In this lecture we're going to extend that result
and construct an equivalent circuit model to go along with,
with the equations.
So, here are the equations that were found in the last lecture for this example.
the first equation was from inductor volt second balance
and the second equation we got from capacitor charge balance.
And the object now is to find an
equivalent circuit to go along with these equations.
Okay, the approach that we're going to take is to
view these equations as the loop and note equations of our equivalent circuit model.
And, indeed, the first equation was found by finding the
average voltage around the loop where the inductor is connected.
So this, this effectively is a loop equation in our model.
The second equation
was found by finding the average current flowing into the capacitor
from the node where the capacitor is connected, namely the output node.
So we can view this equation as a node equation in our model as well.
So what we're going to do is construct
equivalent circuits to go with each of these equations.
Okay, now, in basic circuits classes
I hope you were taught how to take a
circuit and apply Kirchhoff's laws to find the equations.
Here we're going backwards.
We're given the equations and we want to construct a circuit.
Well this process of going backwards turns out to not be unique.
There's more than one way to construct a circuit that satisfies these equations.
And so, we have to be careful how we do it to make
sure that our resulting model has physical significance.
And my advice here is to use the, the
equations in the form that they come without further manipulations.
So the first equation was found from inductor volt second balance.
We should keep it as a sum of voltages around a loop corresponding to a Kirchhoff
voltage law equation and don't manipulate this.
if you, for example divide it through by a, say R.
Then this first equation would have terms
that have dimensions of current rather than voltage.
And you might think then that this is,
a node equation with currents flowing into a node.
while that equation might be mathematically correct.
The resulting model is not physically connected to the actual converter.
So we don't manipulate these equations or do any kind of algebra on them.
We construct circuits to go along with the equations right away.
Okay, so let's do it.
I'm going to copy this equation that the average
inductor voltage is Vg minus IRL minus D prime V.
And we will construct a circuit to go with it.
Okay, it's on the next slide but I'm going
to do it actually on some graph paper here.
So our equation was that 0 is the average inductor voltage which is
Vg minus IRL minus D prime V.
Okay.
So, this is an equation describing the loop where the inductor is connected.

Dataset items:

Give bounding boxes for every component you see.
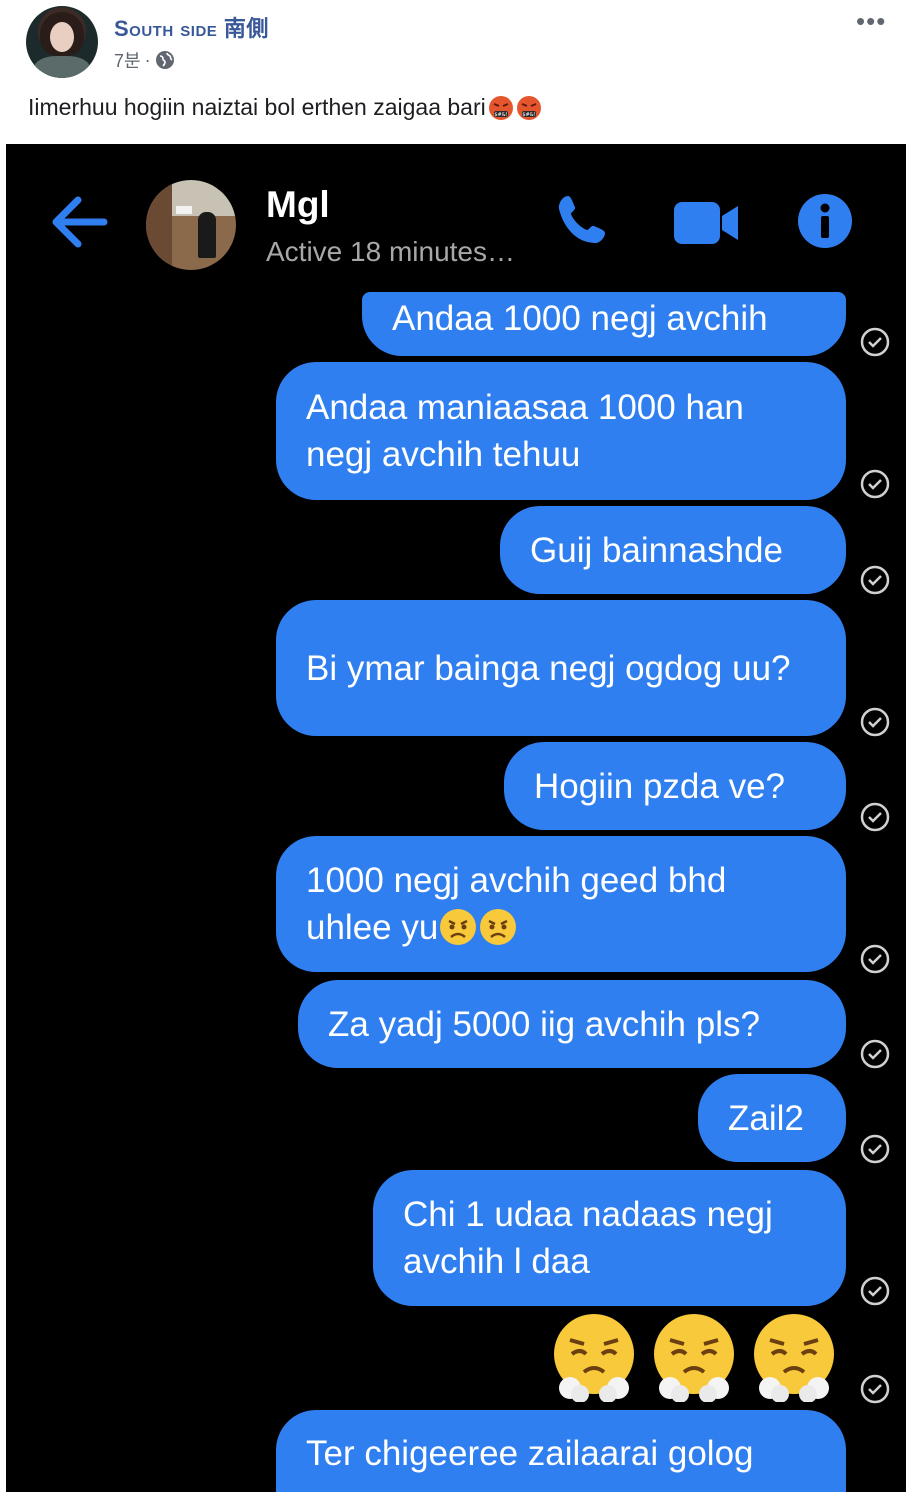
page-avatar[interactable] [26,6,98,78]
message-text: Ter chigeeree zailaarai golog [306,1434,754,1473]
messenger-screenshot[interactable]: Mgl Active 18 minutes… Andaa 1000 negj a… [6,144,906,1492]
face-with-steam-icon[interactable] [548,1310,640,1402]
message-bubble[interactable]: Hogiin pzda ve? [504,742,846,830]
post-meta: 7분 · [114,47,175,73]
seen-check-icon [860,1039,890,1069]
angry-face-icon: $#&! [488,95,513,120]
seen-check-icon [860,1276,890,1306]
message-bubble[interactable]: Zail2 [698,1074,846,1162]
angry-face-icon: $#&! [516,95,541,120]
message-text: Guij bainnashde [530,530,783,570]
message-bubble[interactable]: Ter chigeeree zailaarai golog [276,1410,846,1492]
video-camera-icon[interactable] [672,198,740,248]
message-text: Chi 1 udaa nadaas negj avchih l daa [403,1195,773,1281]
message-text: Bi ymar bainga negj ogdog uu? [306,648,791,688]
contact-avatar[interactable] [146,180,236,270]
message-text: Za yadj 5000 iig avchih pls? [328,1004,760,1044]
seen-check-icon [860,707,890,737]
svg-text:$#&!: $#&! [522,112,535,118]
message-bubble[interactable]: Andaa 1000 negj avchih [362,292,846,356]
seen-check-icon [860,565,890,595]
worried-face-icon [440,909,477,945]
seen-check-icon [860,802,890,832]
contact-name[interactable]: Mgl [266,184,330,226]
page-name[interactable]: South side 南側 [114,11,269,43]
post-caption: Iimerhuu hogiin naiztai bol erthen zaiga… [28,94,486,120]
message-bubble[interactable]: Chi 1 udaa nadaas negj avchih l daa [373,1170,846,1306]
info-icon[interactable] [796,192,854,250]
phone-icon[interactable] [554,192,614,252]
seen-check-icon [860,944,890,974]
message-bubble[interactable]: Bi ymar bainga negj ogdog uu? [276,600,846,736]
seen-check-icon [860,1134,890,1164]
message-bubble[interactable]: Guij bainnashde [500,506,846,594]
message-bubble[interactable]: 1000 negj avchih geed bhd uhlee yu [276,836,846,972]
back-arrow-icon[interactable] [48,194,108,250]
face-with-steam-icon[interactable] [748,1310,840,1402]
message-bubble[interactable]: Za yadj 5000 iig avchih pls? [298,980,846,1068]
seen-check-icon [860,1374,890,1404]
message-text: Hogiin pzda ve? [534,766,785,806]
post-time[interactable]: 7분 [114,47,141,73]
seen-check-icon [860,469,890,499]
globe-icon [155,51,174,69]
more-options-button[interactable]: ••• [856,6,886,37]
svg-text:$#&!: $#&! [494,112,507,118]
meta-separator: · [144,49,151,70]
message-text: Andaa maniaasaa 1000 han negj avchih teh… [306,388,744,474]
post-header: South side 南側 7분 · ••• Iimerhuu hogiin n… [0,0,906,144]
worried-face-icon [480,909,517,945]
message-text: Zail2 [728,1098,804,1138]
post-text: Iimerhuu hogiin naiztai bol erthen zaiga… [28,94,542,121]
message-bubble[interactable]: Andaa maniaasaa 1000 han negj avchih teh… [276,362,846,500]
message-text: Andaa 1000 negj avchih [392,299,768,338]
face-with-steam-icon[interactable] [648,1310,740,1402]
contact-status: Active 18 minutes… [266,236,515,267]
message-text: 1000 negj avchih geed bhd uhlee yu [306,857,816,951]
seen-check-icon [860,327,890,357]
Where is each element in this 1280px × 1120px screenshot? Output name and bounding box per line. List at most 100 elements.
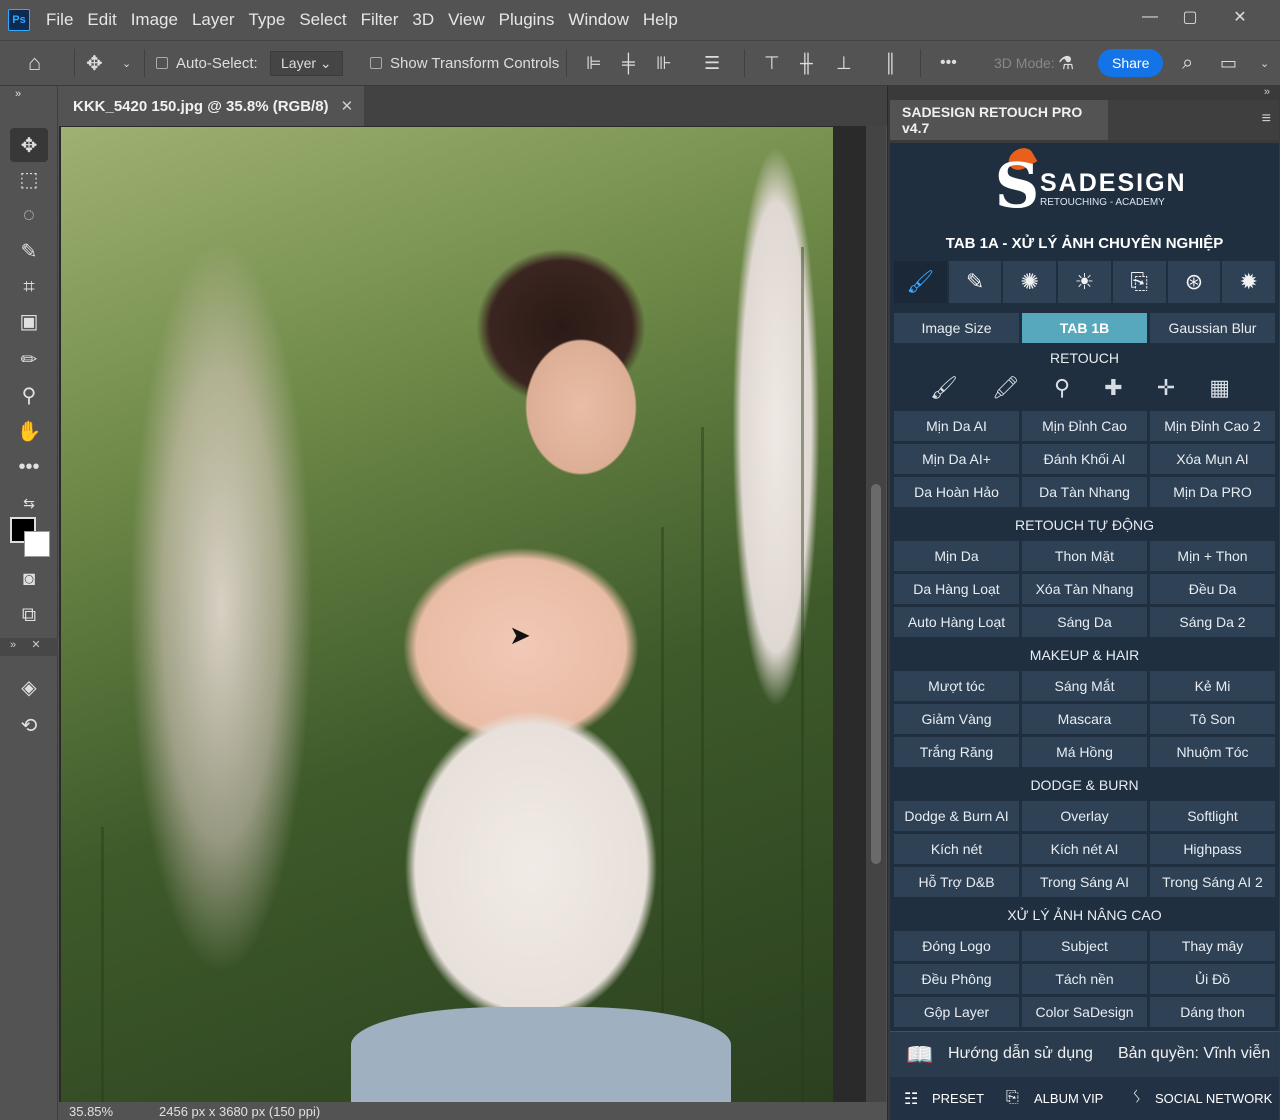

What you should do:
Please continue the lecture transcript on equivalent circuit models, starting right after its last sentence.

Response to the task:
And it's describing actually the DC
components of the voltages around that loop.
So I'm going to draw a little dashed
inductor in that loop. That has an average
inductor voltage equal to 0.
And there's a current flowing through this inductor that is
the inductor current DC component that we've been calling capital I.
Now, the average inductor voltage is 0 and in fact the
impedance of the inductor at DC goes to a short circuit.
So in fact, this is a short circuit in our DC model.
But it's a good starting place to have a physical
connection to the actual model and the actual circuit.
To recognize that the current in this loop is the inductor current I and the
voltage is VL, is the average inductor voltage
that is defined with a, a reference direction.
Or polarity that is consistent with the direction of the current.
Okay, so that is the voltage on the left hand side of the equation.
On the right hand side of the equation, we have the input voltage Vg.
So what should I draw in our loop to represent that.
Well we'll draw a, an independent voltage source, value Vg.
And since it's on the other side of the equation then as our
current goes around the loop and it's going from plus to minus through VL.
Because Vg is on the other side of the equation our current
will go from minus to plus, so with the other direction, through Vg.
'Kay, the next term is I times RL.
That term sounds like the voltage across a resistor having
current I which is the current in this loop multiplied by a resistance RL.
So we'll draw a resistor here and label it's value RL.
And the voltage across it with I going from left to
right would be a voltage from left to right of value IRL.
And that polarity has the opposite polarity going around the loop
as the Vg term had which is consistent with a minus sign.
'Kay, the last term is minus D prime V. But how do we handle this term?
Well, here is how.
V is the output voltage, this isn't exactly the
output voltage but it's D prime times the output voltage.
So I am going to draw for now a dependent source of value D prime V.
So it's a voltage source that depends on the output
voltage V but it's multiplied by D prime.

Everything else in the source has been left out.